### Exercise brief:
Take all the material and copy it exactly.

### Supplied data:

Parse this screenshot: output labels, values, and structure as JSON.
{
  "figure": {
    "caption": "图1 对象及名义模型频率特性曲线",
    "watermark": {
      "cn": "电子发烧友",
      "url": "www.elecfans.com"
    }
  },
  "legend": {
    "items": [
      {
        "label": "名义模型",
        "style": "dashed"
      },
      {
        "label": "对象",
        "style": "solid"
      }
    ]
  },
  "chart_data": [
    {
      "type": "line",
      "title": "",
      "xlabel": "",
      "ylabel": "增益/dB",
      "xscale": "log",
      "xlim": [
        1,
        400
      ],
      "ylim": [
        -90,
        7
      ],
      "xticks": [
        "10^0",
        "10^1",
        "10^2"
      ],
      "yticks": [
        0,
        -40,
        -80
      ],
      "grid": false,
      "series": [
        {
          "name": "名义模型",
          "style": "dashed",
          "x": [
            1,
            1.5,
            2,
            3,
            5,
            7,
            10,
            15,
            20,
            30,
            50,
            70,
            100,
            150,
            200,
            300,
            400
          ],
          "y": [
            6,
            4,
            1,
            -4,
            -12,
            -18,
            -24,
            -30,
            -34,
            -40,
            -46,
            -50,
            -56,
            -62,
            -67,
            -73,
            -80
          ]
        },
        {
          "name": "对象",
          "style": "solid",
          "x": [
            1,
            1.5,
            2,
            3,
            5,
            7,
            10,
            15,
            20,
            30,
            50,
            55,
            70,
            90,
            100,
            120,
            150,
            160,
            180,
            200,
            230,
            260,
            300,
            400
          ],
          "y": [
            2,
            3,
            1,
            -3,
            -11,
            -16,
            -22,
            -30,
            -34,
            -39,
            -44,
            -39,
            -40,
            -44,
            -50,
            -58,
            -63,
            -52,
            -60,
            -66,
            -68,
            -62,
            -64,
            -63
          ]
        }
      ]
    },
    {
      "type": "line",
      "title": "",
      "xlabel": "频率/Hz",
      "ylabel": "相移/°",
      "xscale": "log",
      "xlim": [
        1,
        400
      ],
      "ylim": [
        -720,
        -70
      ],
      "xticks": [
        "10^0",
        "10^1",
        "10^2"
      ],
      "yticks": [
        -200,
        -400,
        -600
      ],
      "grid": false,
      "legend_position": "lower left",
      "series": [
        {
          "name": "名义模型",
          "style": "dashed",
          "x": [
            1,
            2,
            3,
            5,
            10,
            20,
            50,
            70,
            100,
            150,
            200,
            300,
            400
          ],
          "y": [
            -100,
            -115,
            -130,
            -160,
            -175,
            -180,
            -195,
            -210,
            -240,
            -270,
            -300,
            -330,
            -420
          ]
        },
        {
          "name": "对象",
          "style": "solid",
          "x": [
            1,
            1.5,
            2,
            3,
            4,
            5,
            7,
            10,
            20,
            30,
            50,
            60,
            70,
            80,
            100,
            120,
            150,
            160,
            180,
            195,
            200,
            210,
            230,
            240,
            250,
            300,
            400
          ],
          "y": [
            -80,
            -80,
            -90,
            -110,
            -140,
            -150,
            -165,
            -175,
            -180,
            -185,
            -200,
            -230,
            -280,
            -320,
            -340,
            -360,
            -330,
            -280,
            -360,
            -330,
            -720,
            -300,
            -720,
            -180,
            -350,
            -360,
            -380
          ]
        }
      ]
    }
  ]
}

### Task response:
Parse this screenshot: output labels, values, and structure as JSON.
{
  "figure": {
    "caption": "图1 对象及名义模型频率特性曲线",
    "watermark": {
      "cn": "电子发烧友",
      "url": "www.elecfans.com"
    }
  },
  "legend": {
    "items": [
      {
        "label": "名义模型",
        "style": "dashed"
      },
      {
        "label": "对象",
        "style": "solid"
      }
    ]
  },
  "chart_data": [
    {
      "type": "line",
      "title": "",
      "xlabel": "",
      "ylabel": "增益/dB",
      "xscale": "log",
      "xlim": [
        1,
        400
      ],
      "ylim": [
        -90,
        7
      ],
      "xticks": [
        "10^0",
        "10^1",
        "10^2"
      ],
      "yticks": [
        0,
        -40,
        -80
      ],
      "grid": false,
      "series": [
        {
          "name": "名义模型",
          "style": "dashed",
          "x": [
            1,
            1.5,
            2,
            3,
            5,
            7,
            10,
            15,
            20,
            30,
            50,
            70,
            100,
            150,
            200,
            300,
            400
          ],
          "y": [
            6,
            4,
            1,
            -4,
            -12,
            -18,
            -24,
            -30,
            -34,
            -40,
            -46,
            -50,
            -56,
            -62,
            -67,
            -73,
            -80
          ]
        },
        {
          "name": "对象",
          "style": "solid",
          "x": [
            1,
            1.5,
            2,
            3,
            5,
            7,
            10,
            15,
            20,
            30,
            50,
            55,
            70,
            90,
            100,
            120,
            150,
            160,
            180,
            200,
            230,
            260,
            300,
            400
          ],
          "y": [
            2,
            3,
            1,
            -3,
            -11,
            -16,
            -22,
            -30,
            -34,
            -39,
            -44,
            -39,
            -40,
            -44,
            -50,
            -58,
            -63,
            -52,
            -60,
            -66,
            -68,
            -62,
            -64,
            -63
          ]
        }
      ]
    },
    {
      "type": "line",
      "title": "",
      "xlabel": "频率/Hz",
      "ylabel": "相移/°",
      "xscale": "log",
      "xlim": [
        1,
        400
      ],
      "ylim": [
        -720,
        -70
      ],
      "xticks": [
        "10^0",
        "10^1",
        "10^2"
      ],
      "yticks": [
        -200,
        -400,
        -600
      ],
      "grid": false,
      "legend_position": "lower left",
      "series": [
        {
          "name": "名义模型",
          "style": "dashed",
          "x": [
            1,
            2,
            3,
            5,
            10,
            20,
            50,
            70,
            100,
            150,
            200,
            300,
            400
          ],
          "y": [
            -100,
            -115,
            -130,
            -160,
            -175,
            -180,
            -195,
            -210,
            -240,
            -270,
            -300,
            -330,
            -420
          ]
        },
        {
          "name": "对象",
          "style": "solid",
          "x": [
            1,
            1.5,
            2,
            3,
            4,
            5,
            7,
            10,
            20,
            30,
            50,
            60,
            70,
            80,
            100,
            120,
            150,
            160,
            180,
            195,
            200,
            210,
            230,
            240,
            250,
            300,
            400
          ],
          "y": [
            -80,
            -80,
            -90,
            -110,
            -140,
            -150,
            -165,
            -175,
            -180,
            -185,
            -200,
            -230,
            -280,
            -320,
            -340,
            -360,
            -330,
            -280,
            -360,
            -330,
            -720,
            -300,
            -720,
            -180,
            -350,
            -360,
            -380
          ]
        }
      ]
    }
  ]
}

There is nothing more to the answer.